*EXERCISE TASK*: Exactly reproduce the lines from the line bearing "Give me a plain-text" through the end of the listing, inclusive of both; pictures are to be omitted.

*DATA ENTRIES*:
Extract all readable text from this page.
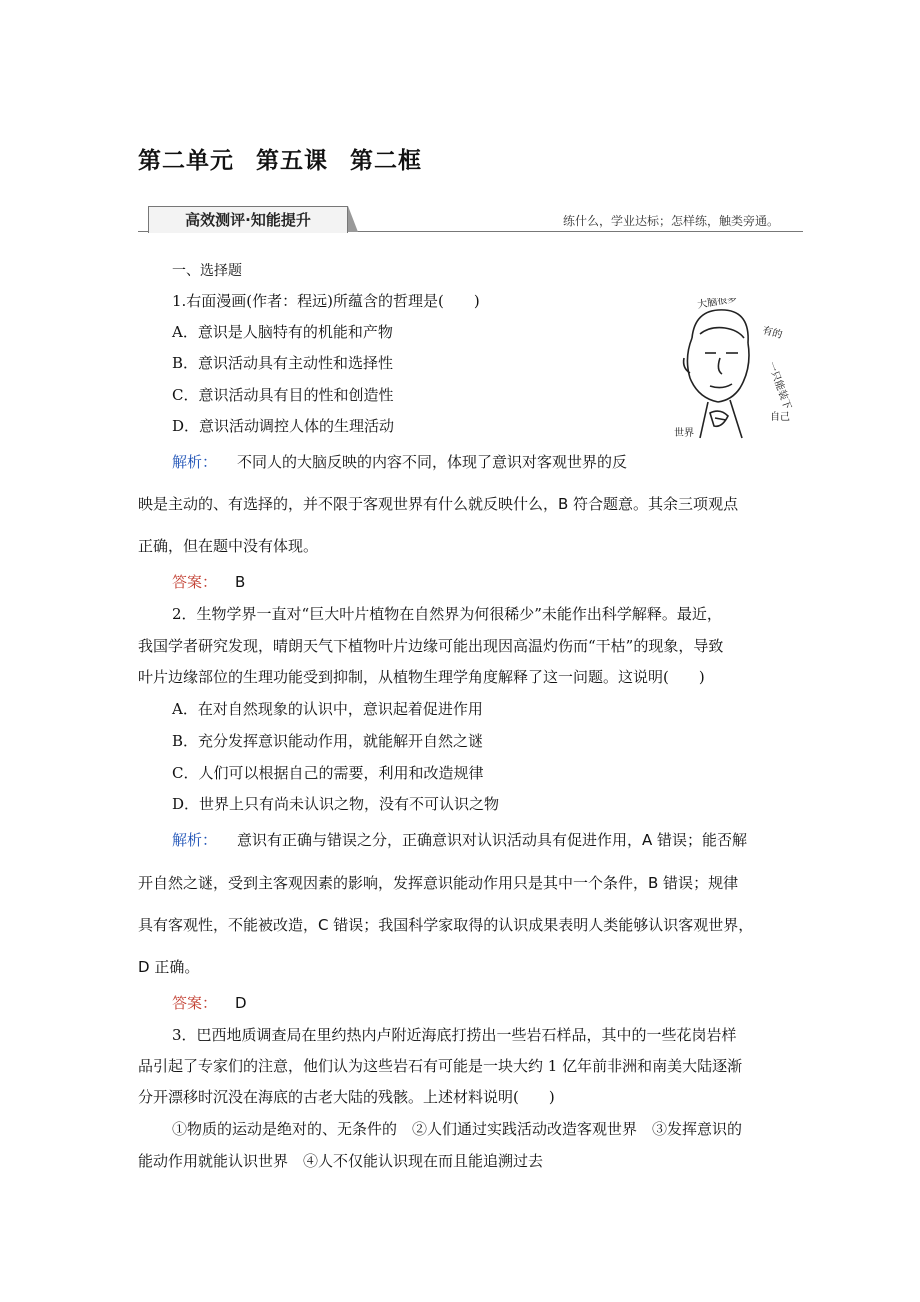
第二单元 第五课 第二框
高效测评·知能提升	练什么，学业达标；怎样练，触类旁通。
一、选择题
1.右面漫画(作者：程远)所蕴含的哲理是(　　)
A．意识是人脑特有的机能和产物
B．意识活动具有主动性和选择性
C．意识活动具有目的性和创造性
D．意识活动调控人体的生理活动
大脑很多
有的
一只能装下
自己
世界
解析： 不同人的大脑反映的内容不同，体现了意识对客观世界的反
映是主动的、有选择的，并不限于客观世界有什么就反映什么，B 符合题意。其余三项观点
正确，但在题中没有体现。
答案： B
2．生物学界一直对“巨大叶片植物在自然界为何很稀少”未能作出科学解释。最近，
我国学者研究发现，晴朗天气下植物叶片边缘可能出现因高温灼伤而“干枯”的现象，导致
叶片边缘部位的生理功能受到抑制，从植物生理学角度解释了这一问题。这说明(　　)
A．在对自然现象的认识中，意识起着促进作用
B．充分发挥意识能动作用，就能解开自然之谜
C．人们可以根据自己的需要，利用和改造规律
D．世界上只有尚未认识之物，没有不可认识之物
解析： 意识有正确与错误之分，正确意识对认识活动具有促进作用，A 错误；能否解
开自然之谜，受到主客观因素的影响，发挥意识能动作用只是其中一个条件，B 错误；规律
具有客观性，不能被改造，C 错误；我国科学家取得的认识成果表明人类能够认识客观世界，
D 正确。
答案： D
3．巴西地质调查局在里约热内卢附近海底打捞出一些岩石样品，其中的一些花岗岩样
品引起了专家们的注意，他们认为这些岩石有可能是一块大约 1 亿年前非洲和南美大陆逐渐
分开漂移时沉没在海底的古老大陆的残骸。上述材料说明(　　)
①物质的运动是绝对的、无条件的　②人们通过实践活动改造客观世界　③发挥意识的
能动作用就能认识世界　④人不仅能认识现在而且能追溯过去
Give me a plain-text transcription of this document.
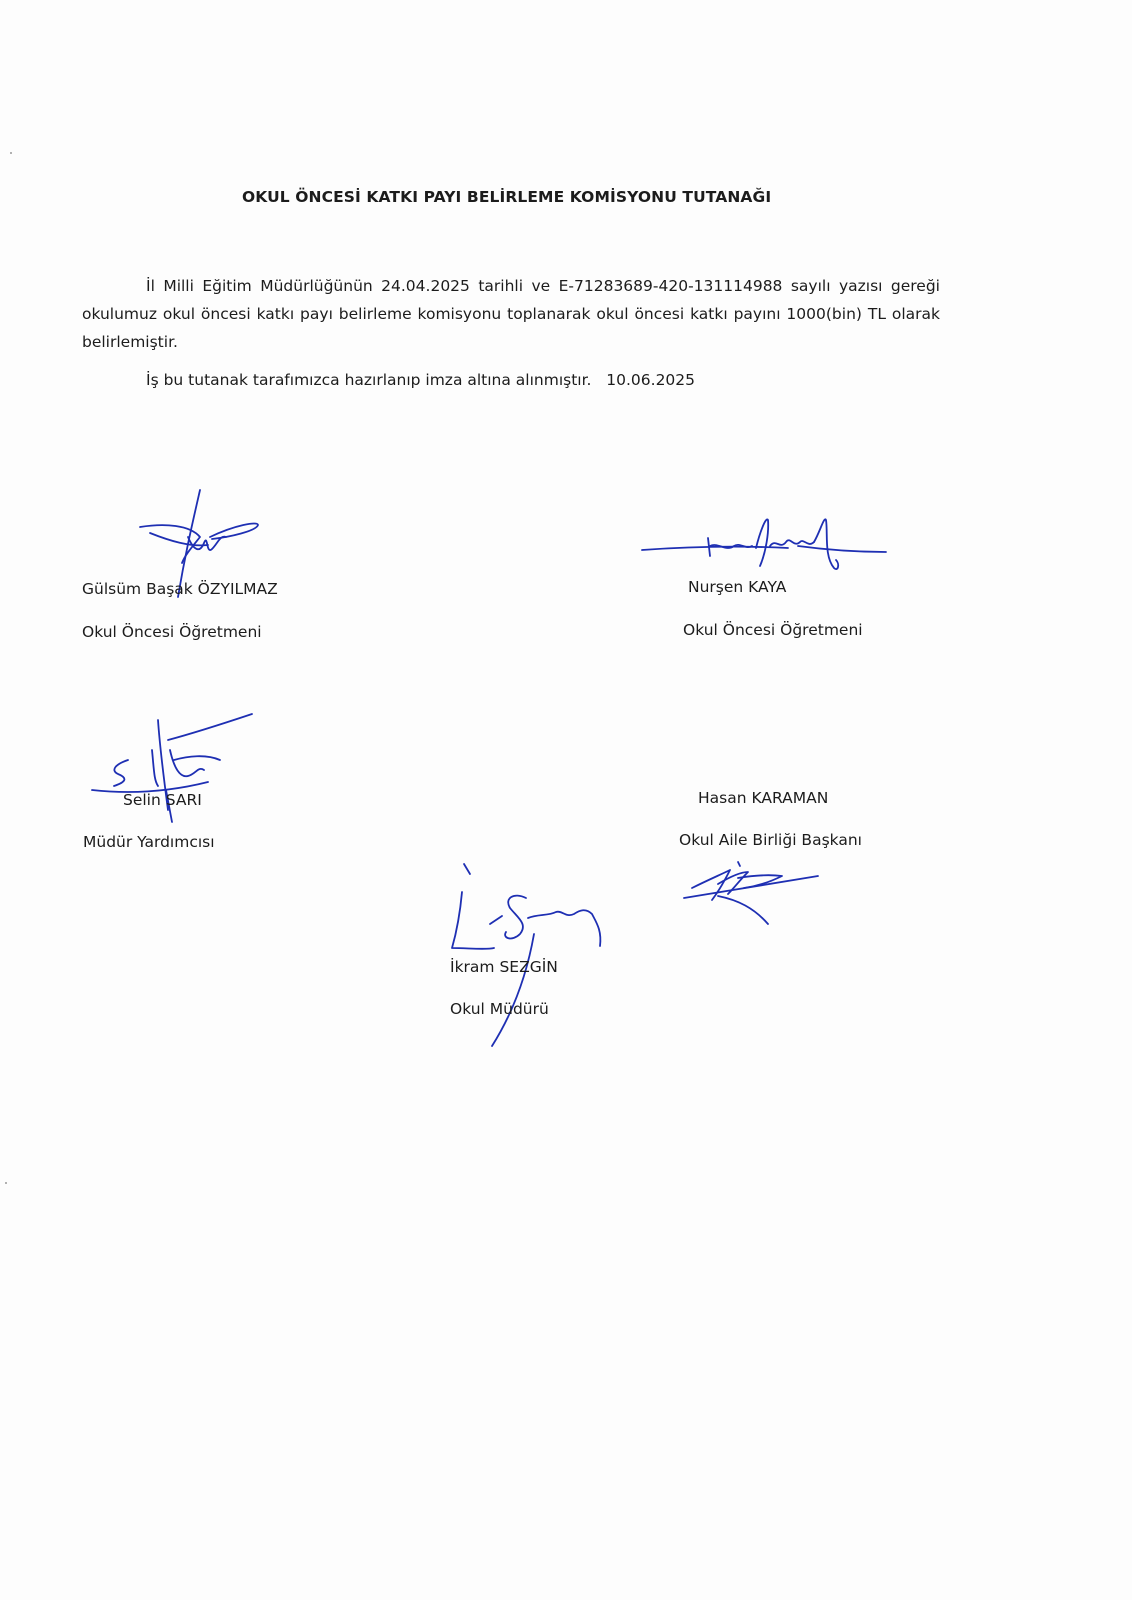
OKUL ÖNCESİ KATKI PAYI BELİRLEME KOMİSYONU TUTANAĞI
İl Milli Eğitim Müdürlüğünün 24.04.2025 tarihli ve E-71283689-420-131114988 sayılı yazısı gereği okulumuz okul öncesi katkı payı belirleme komisyonu toplanarak okul öncesi katkı payını 1000(bin) TL olarak belirlemiştir.
İş bu tutanak tarafımızca hazırlanıp imza altına alınmıştır.   10.06.2025
Gülsüm Başak ÖZYILMAZ
Okul Öncesi Öğretmeni
Nurşen KAYA
Okul Öncesi Öğretmeni
Selin SARI
Müdür Yardımcısı
Hasan KARAMAN
Okul Aile Birliği Başkanı
İkram SEZGİN
Okul Müdürü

*ANSWER TO THE EXERCISE*:
Give me a plain-text transcription of this document.
OKUL ÖNCESİ KATKI PAYI BELİRLEME KOMİSYONU TUTANAĞI
İl Milli Eğitim Müdürlüğünün 24.04.2025 tarihli ve E-71283689-420-131114988 sayılı yazısı gereği okulumuz okul öncesi katkı payı belirleme komisyonu toplanarak okul öncesi katkı payını 1000(bin) TL olarak belirlemiştir.
İş bu tutanak tarafımızca hazırlanıp imza altına alınmıştır.   10.06.2025
Gülsüm Başak ÖZYILMAZ
Okul Öncesi Öğretmeni
Nurşen KAYA
Okul Öncesi Öğretmeni
Selin SARI
Müdür Yardımcısı
Hasan KARAMAN
Okul Aile Birliği Başkanı
İkram SEZGİN
Okul Müdürü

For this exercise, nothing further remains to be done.